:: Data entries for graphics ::

━━━━━━━━━━━━━━━━━━━━

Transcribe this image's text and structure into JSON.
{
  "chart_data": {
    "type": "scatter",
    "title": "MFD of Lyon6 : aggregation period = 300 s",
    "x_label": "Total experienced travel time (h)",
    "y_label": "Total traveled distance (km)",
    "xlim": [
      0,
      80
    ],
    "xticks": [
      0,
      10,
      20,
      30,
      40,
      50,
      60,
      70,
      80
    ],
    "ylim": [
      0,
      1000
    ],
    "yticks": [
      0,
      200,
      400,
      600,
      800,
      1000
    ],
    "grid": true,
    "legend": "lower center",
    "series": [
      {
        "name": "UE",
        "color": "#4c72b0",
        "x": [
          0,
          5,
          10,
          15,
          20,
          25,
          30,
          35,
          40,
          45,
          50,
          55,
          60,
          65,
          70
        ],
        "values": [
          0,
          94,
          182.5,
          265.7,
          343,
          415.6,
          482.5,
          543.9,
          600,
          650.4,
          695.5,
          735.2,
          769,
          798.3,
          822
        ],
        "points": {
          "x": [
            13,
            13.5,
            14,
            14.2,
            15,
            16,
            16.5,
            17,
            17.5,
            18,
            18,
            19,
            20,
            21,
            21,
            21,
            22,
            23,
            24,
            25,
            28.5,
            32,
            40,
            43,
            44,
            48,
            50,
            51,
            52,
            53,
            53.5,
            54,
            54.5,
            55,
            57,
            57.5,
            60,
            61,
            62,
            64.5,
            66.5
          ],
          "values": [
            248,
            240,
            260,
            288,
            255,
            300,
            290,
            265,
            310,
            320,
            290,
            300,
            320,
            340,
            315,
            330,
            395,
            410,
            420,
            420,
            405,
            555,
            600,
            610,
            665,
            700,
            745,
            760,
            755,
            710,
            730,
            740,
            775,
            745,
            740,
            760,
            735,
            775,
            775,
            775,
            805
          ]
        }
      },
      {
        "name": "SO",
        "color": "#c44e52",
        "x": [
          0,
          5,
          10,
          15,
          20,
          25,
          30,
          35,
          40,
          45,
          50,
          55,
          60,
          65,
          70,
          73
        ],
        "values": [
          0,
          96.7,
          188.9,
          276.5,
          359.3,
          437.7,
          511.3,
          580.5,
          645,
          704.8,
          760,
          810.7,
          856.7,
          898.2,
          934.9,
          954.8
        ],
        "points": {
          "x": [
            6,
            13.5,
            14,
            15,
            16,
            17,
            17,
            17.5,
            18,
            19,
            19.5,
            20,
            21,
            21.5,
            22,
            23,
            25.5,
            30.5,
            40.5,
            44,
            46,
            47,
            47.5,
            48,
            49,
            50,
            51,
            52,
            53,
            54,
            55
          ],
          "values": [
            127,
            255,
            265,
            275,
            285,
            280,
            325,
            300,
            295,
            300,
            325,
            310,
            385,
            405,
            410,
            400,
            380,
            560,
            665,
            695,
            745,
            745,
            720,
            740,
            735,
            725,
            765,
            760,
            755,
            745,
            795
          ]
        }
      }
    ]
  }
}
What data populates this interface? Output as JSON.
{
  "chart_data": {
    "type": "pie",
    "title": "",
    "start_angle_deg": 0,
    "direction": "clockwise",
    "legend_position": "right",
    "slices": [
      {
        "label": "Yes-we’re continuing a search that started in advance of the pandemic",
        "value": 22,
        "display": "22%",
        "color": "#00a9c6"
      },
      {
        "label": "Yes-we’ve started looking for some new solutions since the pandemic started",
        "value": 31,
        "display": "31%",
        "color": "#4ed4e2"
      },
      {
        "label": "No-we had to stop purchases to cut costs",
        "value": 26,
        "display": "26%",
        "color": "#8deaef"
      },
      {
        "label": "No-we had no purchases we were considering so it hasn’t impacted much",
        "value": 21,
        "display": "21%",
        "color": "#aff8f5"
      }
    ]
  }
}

━━━━━━━━━━━━━━━━━━━━

Write only the number of lines in the data above that include "this".

:: Written answer ::
2